THE DATA
-- begin --
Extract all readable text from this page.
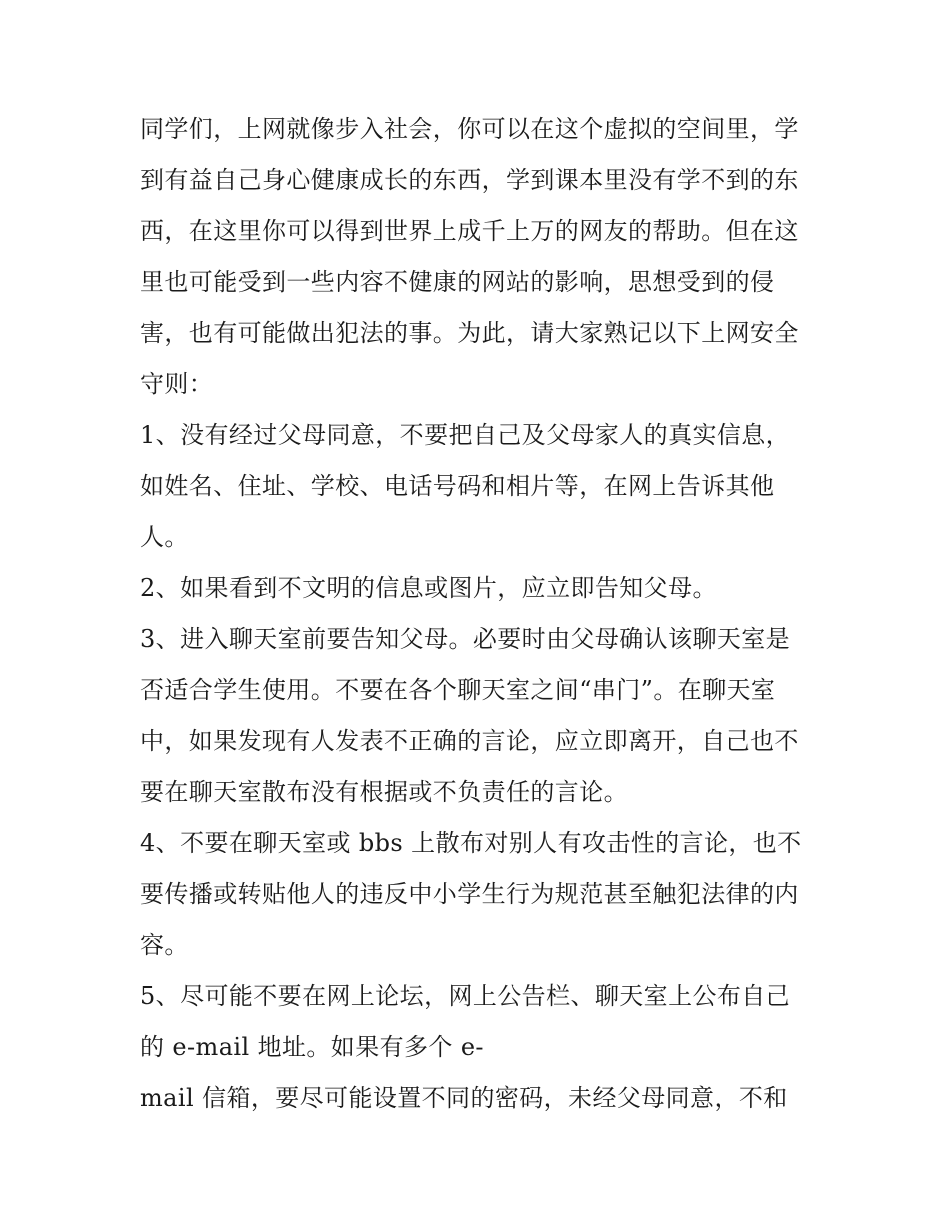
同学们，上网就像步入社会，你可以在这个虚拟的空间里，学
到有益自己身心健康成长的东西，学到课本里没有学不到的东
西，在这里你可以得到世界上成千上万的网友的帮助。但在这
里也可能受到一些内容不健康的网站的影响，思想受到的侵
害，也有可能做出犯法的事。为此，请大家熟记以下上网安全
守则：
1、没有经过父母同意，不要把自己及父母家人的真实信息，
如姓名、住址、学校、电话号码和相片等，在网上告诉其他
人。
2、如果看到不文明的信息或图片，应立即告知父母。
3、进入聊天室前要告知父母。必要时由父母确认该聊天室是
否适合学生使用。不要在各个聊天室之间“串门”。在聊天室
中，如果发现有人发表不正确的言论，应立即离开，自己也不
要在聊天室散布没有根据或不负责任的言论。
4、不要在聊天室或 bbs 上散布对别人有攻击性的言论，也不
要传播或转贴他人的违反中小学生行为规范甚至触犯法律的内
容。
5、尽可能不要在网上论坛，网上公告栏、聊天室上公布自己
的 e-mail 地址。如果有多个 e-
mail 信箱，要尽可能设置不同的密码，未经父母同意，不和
-- end --
-- begin --
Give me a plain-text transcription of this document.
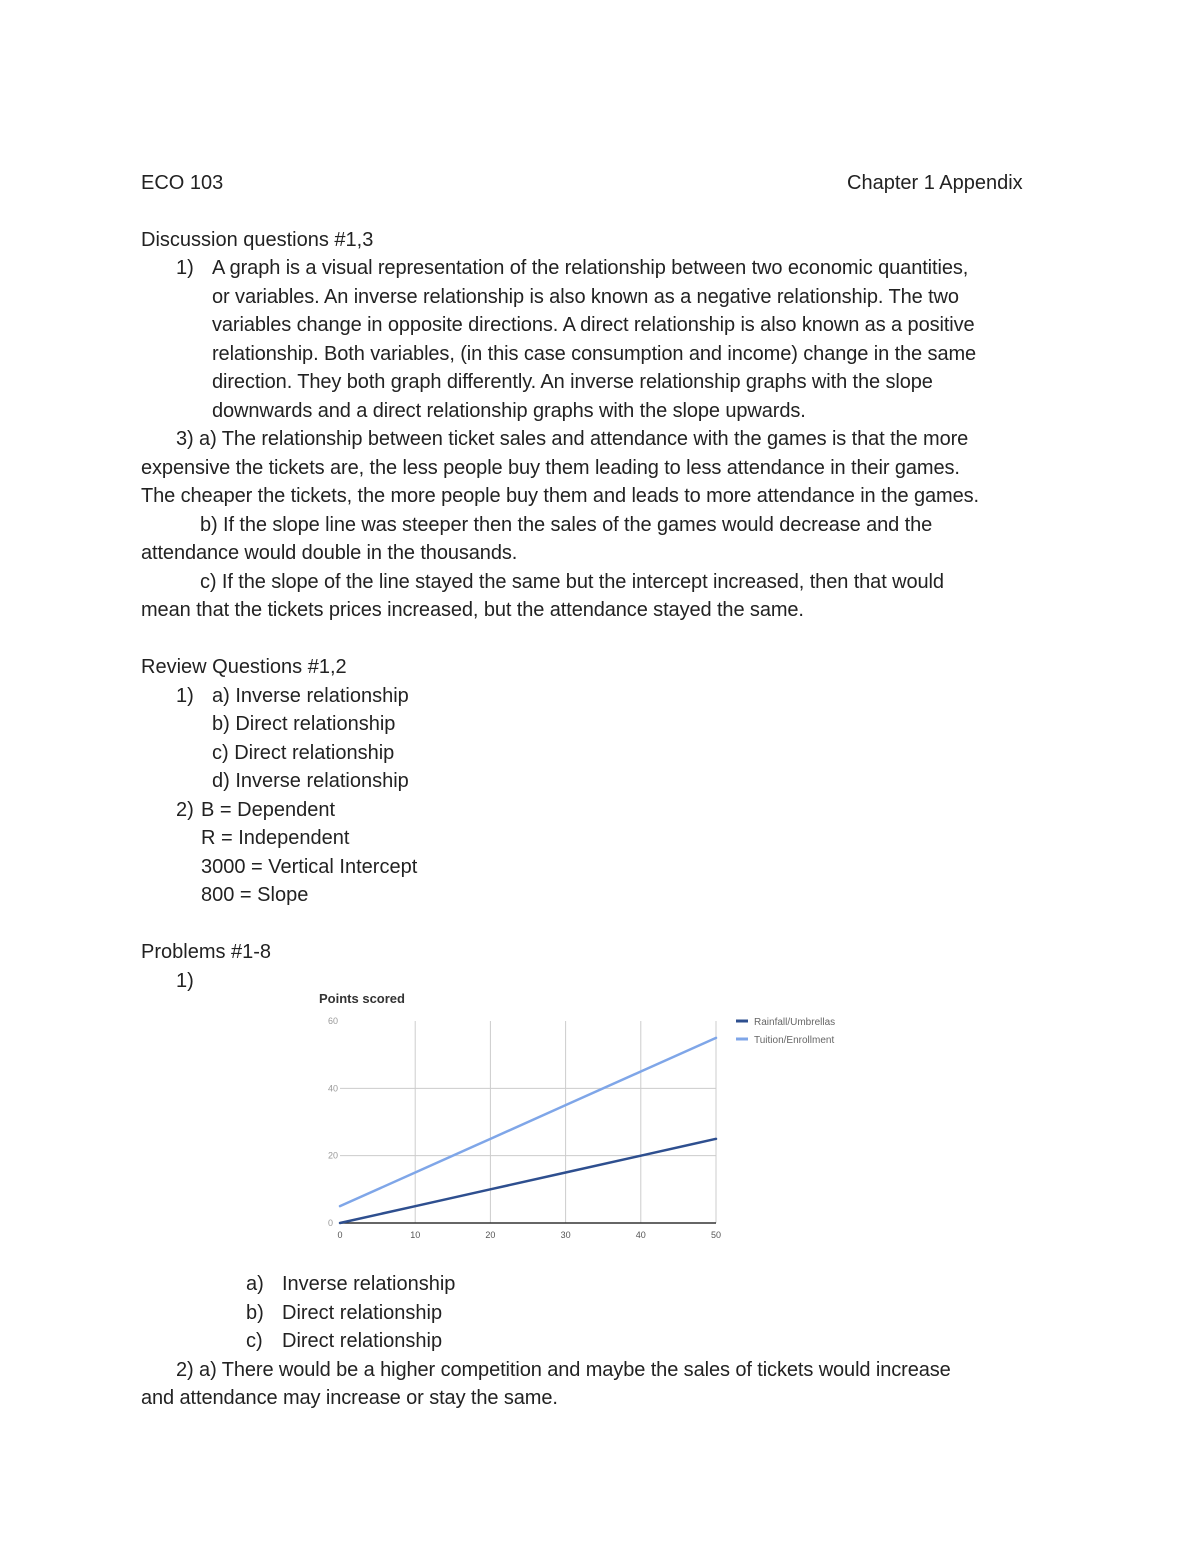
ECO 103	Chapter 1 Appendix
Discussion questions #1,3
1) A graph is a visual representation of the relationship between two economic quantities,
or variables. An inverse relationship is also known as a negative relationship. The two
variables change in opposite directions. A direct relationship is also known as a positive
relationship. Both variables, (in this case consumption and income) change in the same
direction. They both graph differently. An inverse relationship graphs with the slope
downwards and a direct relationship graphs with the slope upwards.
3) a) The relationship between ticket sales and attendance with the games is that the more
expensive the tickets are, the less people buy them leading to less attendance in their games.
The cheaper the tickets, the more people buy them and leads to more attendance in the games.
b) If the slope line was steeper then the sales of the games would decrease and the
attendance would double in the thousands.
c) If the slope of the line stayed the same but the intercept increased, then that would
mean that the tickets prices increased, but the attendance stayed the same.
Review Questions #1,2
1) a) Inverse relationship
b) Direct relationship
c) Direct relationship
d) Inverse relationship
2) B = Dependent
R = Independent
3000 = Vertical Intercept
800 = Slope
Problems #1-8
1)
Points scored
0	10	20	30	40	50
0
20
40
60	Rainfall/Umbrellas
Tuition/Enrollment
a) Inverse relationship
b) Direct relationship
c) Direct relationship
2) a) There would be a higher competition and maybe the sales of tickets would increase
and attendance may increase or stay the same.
-- end --
-- begin --
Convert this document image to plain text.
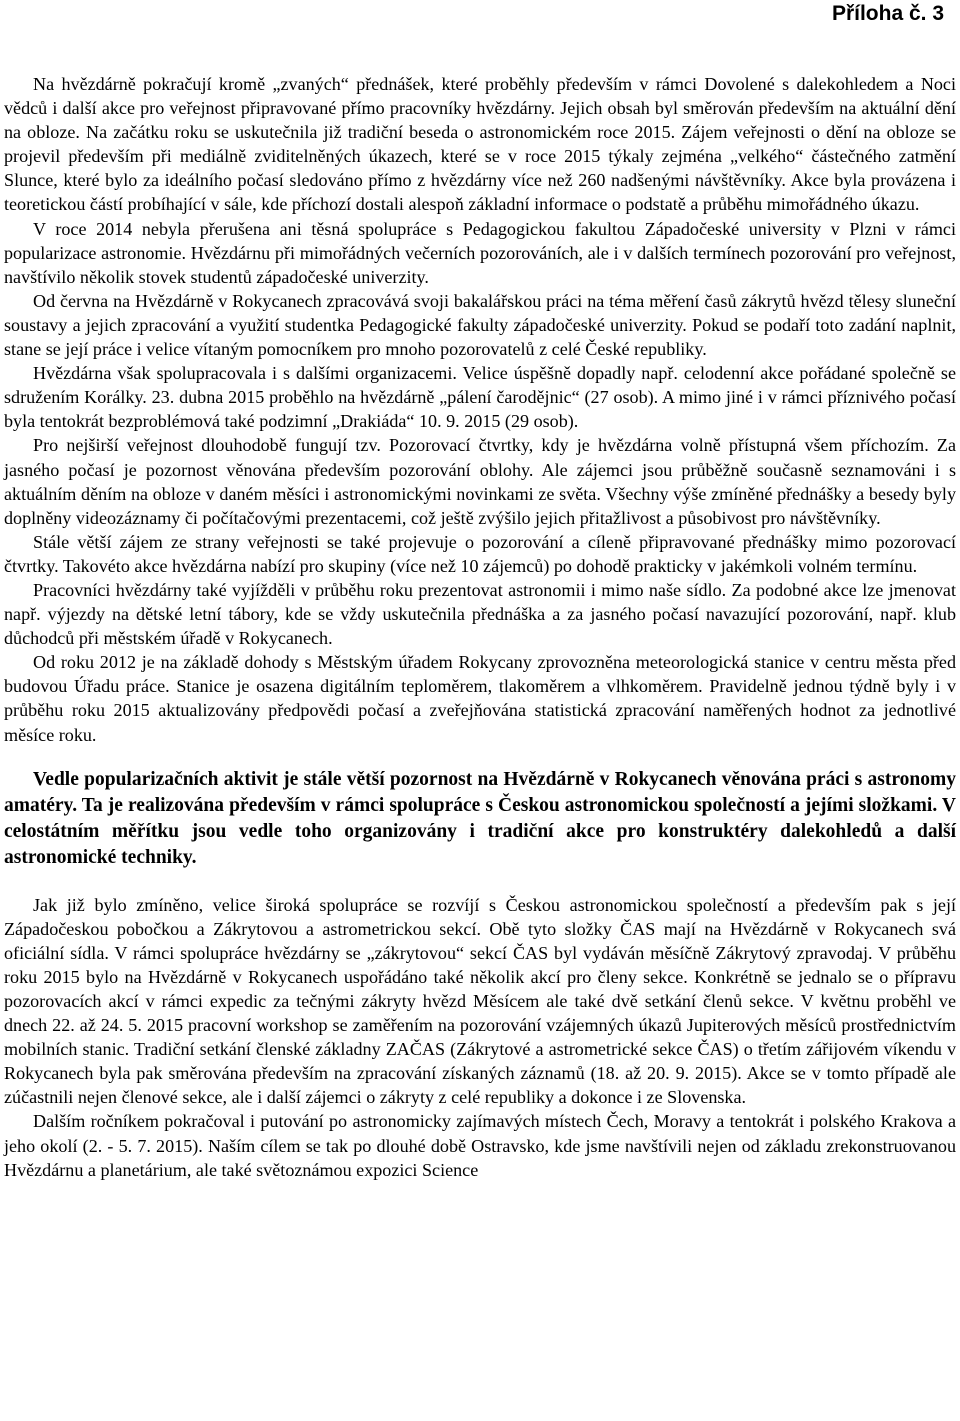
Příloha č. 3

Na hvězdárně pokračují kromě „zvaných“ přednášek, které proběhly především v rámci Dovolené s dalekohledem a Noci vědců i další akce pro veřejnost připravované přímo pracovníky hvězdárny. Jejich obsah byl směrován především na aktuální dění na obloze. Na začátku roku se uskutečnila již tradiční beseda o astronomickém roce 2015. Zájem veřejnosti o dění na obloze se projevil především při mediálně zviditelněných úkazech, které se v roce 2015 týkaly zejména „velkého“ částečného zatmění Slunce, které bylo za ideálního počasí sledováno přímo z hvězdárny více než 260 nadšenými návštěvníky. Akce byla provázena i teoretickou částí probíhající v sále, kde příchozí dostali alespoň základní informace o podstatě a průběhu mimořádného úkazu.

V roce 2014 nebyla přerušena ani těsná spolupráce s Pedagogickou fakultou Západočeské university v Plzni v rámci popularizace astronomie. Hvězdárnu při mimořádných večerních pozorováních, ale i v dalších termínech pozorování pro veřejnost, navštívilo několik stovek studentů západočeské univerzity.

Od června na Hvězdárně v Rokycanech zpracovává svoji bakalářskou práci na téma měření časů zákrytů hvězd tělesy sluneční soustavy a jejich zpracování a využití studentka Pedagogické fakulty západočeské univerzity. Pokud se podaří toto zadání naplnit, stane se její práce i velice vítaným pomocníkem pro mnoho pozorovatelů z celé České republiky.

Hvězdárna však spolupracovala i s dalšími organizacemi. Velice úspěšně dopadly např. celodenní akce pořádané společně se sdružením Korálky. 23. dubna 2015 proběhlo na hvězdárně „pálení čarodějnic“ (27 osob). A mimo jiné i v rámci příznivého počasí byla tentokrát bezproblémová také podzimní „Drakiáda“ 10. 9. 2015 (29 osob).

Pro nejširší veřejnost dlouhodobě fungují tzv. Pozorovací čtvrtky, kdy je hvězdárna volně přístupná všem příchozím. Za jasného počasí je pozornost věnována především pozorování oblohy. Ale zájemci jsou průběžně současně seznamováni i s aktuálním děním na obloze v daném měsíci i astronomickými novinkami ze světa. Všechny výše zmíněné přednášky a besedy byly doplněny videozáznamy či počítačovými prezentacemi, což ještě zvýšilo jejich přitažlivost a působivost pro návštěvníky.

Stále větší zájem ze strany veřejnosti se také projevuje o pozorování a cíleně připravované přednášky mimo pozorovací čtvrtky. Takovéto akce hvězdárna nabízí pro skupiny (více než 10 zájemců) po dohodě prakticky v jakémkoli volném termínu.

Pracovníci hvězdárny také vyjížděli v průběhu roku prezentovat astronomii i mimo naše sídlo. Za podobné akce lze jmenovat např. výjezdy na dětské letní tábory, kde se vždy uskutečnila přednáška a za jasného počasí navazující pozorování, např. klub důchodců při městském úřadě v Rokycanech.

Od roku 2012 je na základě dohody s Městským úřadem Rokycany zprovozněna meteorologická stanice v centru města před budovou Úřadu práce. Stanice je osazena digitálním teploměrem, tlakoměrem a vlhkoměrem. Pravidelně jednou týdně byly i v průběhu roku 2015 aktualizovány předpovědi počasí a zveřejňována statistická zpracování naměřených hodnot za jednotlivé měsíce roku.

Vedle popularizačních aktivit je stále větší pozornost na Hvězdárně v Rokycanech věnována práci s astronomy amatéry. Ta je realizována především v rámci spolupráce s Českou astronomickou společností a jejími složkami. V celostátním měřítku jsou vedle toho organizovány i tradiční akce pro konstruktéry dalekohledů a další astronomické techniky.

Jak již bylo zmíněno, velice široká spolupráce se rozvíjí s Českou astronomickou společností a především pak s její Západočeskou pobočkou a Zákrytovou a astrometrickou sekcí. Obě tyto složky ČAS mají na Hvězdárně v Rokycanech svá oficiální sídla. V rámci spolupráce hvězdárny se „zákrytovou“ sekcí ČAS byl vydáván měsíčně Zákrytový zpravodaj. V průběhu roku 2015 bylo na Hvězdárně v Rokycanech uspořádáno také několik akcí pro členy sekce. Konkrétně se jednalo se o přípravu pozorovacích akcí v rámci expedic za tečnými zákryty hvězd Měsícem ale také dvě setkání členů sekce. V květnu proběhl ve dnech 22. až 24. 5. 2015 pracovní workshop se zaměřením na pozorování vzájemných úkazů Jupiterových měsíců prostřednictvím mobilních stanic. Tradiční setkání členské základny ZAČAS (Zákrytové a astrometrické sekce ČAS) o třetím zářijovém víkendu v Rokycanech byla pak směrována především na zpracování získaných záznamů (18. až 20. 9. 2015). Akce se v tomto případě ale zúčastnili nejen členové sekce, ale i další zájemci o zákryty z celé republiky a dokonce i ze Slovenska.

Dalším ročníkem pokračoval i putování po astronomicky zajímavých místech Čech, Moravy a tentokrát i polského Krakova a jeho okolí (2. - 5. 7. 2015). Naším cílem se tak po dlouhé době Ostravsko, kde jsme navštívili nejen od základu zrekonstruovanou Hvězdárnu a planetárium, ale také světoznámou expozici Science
-- end --
EXERCISE OBJECTIVE
Lines containing the word "known" are to be tallied; report only the total.

EXERCISE SOLUTION
2